Taking Control

Today I took back control of the kitchen–sort of. Mom loves to cook but her version of cooking is more like doctoring up pre-packaged and/or frozen entrees. I confess, she has a knack for combining foods into a casserole or soup that is tasty but, because much of what she makes has a foundation in “processed,” the empty calories leave me hungry again all too soon after I eat. I have a lot of problems with digestion: Irritable Bowel Syndrome, borderline Crohn’s Disease, Celiac’s Disease, and, while I seem to tolerate things like cheese or yogurt (i.e. fermented dairy products), just drinking a glass of milk does not agree with me. So, tired of being one with “john” and frequent stomachaches, I took back the keys to the fridge, so to speak. My body just cannot handle the processed cuisine that constitutes much of Mom’s culinary success.
Spaghetti squash, baked in the oven, freshly-baked bread (without the gluten, whole grain), salmon, and a medley of vegetables steamed in a non-dairy alfredo sauce are on the menu.
I have to be careful though on how I take back this control. Mom’s fragile; she gets her feelings hurt easily and I don’t want to hurt her by taking it all back…but I also don’t want to be sick. I took the coward’s way out and, instead of telling her I was taking the keys back, I simply started baking squash and bread early.
Poor Mom! She tries. She really does. But cooking whole foods, cooking from scratch, etc. are alien battlefield for her (and, while I hate to be another baby blaming my parents for all the woes in my life, the processed cuisine is probably the reason I have so many issues with digestion…). Adding vegetables to a meal is opening up a can of corn or peas. She does make broccoli on occasion…over-cooked to the consistency of mush. Yet she made stuffed peppers the other day using the recipe I use for veggie burgers and, while the results should have been superb, she neglected to par boil the peppers before she stuffed them and they came out tough and under-cooked. She’d never even heard of spaghetti squash until about a month ago. Kale chips were a hit, especially liberally sprinkled with nutritional yeast. The homemade bread and butter pickles were also a hit. Swiss chard was okay; collard greens were, too. Roasted chestnuts didn’t go over all that well. She drew the line at hummus. And my failed attempt to make homemade gelatin using “Green Goodness” juice from Bolthouse (and I can’t say I blame her there…(smile)).
It’s cute the way she reacts whenever I introduce her to something new. There’s a look of panic on her face, like I am trying to poison her or something. She has to ask me at least a couple of times if it is safe to eat. Even after she’s watched me consume some of it–whatever it is–she’s still hesitant. And, it’s as if she’s doing the same thing in the other direction–purchasing the latest junk food craze and endeavoring to get me to try it. She bought a “carrot roll” that had everything unpronounceable in it, enough sugar to jump start a day care center for a week, but no carrots. I took a couple of small bites just to appease her. It was dreadful. I could feel my backside contracting in protest.

_Task A_
Answer each question about the post on taking back control of the kitchen.
(i) What two things did the narrator start baking early instead of telling Mom?
(ii) What step did Mom skip before stuffing the peppers?
(iii) What ingredient did the "carrot roll" lack?
_Task B_
Duplicate the stretch of the kitchen post from "It’s cute the" through "contracting in protest.".
_Task C_
Pick up the post about taking back control of the kitchen after its last sentence and keep writing it.
The listing that comes next has no connection to the post about taking back control of the kitchen.

_Data section_
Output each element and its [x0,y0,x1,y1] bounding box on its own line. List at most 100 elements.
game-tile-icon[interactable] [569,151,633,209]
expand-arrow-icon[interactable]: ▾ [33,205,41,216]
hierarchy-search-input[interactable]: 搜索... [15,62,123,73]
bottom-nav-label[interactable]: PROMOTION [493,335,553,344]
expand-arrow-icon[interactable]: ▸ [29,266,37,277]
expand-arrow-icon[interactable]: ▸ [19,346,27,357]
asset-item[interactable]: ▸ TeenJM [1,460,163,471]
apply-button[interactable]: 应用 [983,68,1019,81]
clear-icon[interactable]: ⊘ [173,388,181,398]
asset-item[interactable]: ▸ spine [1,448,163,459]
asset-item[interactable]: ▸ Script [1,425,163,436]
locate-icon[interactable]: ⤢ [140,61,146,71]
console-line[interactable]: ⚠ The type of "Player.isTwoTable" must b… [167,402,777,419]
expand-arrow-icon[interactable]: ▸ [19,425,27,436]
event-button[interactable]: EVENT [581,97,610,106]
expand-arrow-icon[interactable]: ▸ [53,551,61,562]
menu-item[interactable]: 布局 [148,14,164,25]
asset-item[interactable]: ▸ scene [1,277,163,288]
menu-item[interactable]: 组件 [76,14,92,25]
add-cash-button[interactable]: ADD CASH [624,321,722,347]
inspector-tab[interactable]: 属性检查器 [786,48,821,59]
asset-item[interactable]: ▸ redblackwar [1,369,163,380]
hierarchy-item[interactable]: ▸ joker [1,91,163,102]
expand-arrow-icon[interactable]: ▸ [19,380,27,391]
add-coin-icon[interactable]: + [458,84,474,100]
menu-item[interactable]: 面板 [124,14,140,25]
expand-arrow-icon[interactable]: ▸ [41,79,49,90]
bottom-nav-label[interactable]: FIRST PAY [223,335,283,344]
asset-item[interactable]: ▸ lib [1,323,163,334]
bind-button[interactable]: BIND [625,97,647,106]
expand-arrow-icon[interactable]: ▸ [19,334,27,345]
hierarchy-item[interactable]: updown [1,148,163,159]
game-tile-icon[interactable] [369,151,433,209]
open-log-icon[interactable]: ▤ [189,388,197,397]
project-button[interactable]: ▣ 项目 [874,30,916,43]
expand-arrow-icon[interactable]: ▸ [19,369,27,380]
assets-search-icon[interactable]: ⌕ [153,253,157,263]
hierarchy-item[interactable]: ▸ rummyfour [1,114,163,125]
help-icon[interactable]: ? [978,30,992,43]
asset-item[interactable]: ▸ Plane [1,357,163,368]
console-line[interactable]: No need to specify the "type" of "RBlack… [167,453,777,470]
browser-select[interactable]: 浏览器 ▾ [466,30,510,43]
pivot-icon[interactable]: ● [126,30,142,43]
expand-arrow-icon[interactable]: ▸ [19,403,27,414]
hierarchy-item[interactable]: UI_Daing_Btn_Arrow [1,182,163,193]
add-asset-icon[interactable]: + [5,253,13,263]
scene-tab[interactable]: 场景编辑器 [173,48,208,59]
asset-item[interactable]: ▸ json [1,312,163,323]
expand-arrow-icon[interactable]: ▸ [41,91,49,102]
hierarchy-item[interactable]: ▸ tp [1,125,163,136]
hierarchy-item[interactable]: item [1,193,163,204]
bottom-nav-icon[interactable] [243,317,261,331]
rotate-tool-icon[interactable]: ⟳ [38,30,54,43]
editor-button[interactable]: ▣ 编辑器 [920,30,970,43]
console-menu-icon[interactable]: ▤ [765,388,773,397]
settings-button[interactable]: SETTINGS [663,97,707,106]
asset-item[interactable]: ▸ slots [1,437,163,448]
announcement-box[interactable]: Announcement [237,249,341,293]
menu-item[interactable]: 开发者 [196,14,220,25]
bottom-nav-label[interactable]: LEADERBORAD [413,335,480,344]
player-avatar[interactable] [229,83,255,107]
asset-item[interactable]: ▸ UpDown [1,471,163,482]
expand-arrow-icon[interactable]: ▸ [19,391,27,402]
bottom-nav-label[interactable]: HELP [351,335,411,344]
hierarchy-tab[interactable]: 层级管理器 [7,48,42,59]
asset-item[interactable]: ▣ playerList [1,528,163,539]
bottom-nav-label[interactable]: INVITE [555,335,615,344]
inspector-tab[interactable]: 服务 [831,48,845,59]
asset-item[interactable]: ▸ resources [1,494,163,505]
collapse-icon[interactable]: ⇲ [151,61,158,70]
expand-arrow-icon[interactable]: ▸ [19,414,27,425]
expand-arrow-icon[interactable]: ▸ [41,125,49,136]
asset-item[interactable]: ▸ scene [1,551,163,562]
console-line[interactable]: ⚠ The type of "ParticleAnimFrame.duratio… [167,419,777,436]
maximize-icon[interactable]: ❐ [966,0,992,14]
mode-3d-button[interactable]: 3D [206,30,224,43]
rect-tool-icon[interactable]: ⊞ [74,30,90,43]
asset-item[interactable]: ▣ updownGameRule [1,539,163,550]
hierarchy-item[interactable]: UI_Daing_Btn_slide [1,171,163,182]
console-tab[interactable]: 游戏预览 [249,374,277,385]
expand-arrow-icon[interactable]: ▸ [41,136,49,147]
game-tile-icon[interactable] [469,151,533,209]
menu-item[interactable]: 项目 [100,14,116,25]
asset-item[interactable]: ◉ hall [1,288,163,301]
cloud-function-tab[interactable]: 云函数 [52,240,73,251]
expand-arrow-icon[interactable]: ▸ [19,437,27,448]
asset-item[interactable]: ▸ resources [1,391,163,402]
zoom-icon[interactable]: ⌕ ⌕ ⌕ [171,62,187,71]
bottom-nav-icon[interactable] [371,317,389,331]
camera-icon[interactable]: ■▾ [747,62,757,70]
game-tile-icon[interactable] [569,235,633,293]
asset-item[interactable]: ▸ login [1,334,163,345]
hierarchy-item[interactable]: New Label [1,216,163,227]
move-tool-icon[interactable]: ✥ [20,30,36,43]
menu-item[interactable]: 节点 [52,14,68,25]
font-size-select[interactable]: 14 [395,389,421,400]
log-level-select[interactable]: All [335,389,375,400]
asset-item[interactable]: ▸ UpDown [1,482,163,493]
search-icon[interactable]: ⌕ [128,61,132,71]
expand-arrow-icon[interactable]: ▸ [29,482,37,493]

_Response area A_
(i) Squash and bread.
(ii) She did not par boil the peppers.
(iii) Carrots.

_Response area B_
It’s cute the way she reacts whenever I introduce her to something new. There’s a look of panic on her face, like I am trying to poison her or something. She has to ask me at least a couple of times if it is safe to eat. Even after she’s watched me consume some of it–whatever it is–she’s still hesitant. And, it’s as if she’s doing the same thing in the other direction–purchasing the latest junk food craze and endeavoring to get me to try it. She bought a “carrot roll” that had everything unpronounceable in it, enough sugar to jump start a day care center for a week, but no carrots. I took a couple of small bites just to appease her. It was dreadful. I could feel my backside contracting in protest.

_Response area C_
I’m not sure where this is all going, except that the latest health issues that have been plaguing me since Mom took over kitchen detail in the fall, are proof to me how important it is to eat healthy, whole foods instead of all that packaged, over-processed stuff that lines the bulk of the supermarket shelves. It re-affirms for me my commitment to homesteading, to be responsible for growing much of my pesco-vegetarian diet and getting away from commercial food products. My intestinal tract will be happy about this commitment even if Mom isn’t.
God bless you & keep you!

The Cycles of Life and Death

The cycles of life and death seem never more apparent to me than in the fall. Falling leaves, dried and withered, like the sudden chapping of lips and knuckles, scuttle across yards and pathways like so many industrious mice and chipmunks as they store away for the season. October 26, 2014 saw me in The Herb Garden at Old Sturbridge Village where I am a costumed volunteer. On this blustery, fall day, incongruous to the autumn splendor, was a single, lonely rose blossom–a deep and lustrous shade of pink amidst the browns, golds, and yellows of the falling leaves–and a cluster of cottage pinks, only a shade paler of a pink. Both were a bit gaudy against some of the deeper shades of orange that represent a New England autumn yet a symbol of tenacity of some to persevere in the face of seemingly impossible odds. In the case of the single rose and cottage pinks, the seemingly impossible odd was winter being just around the corner. This was the second such example that I received that week.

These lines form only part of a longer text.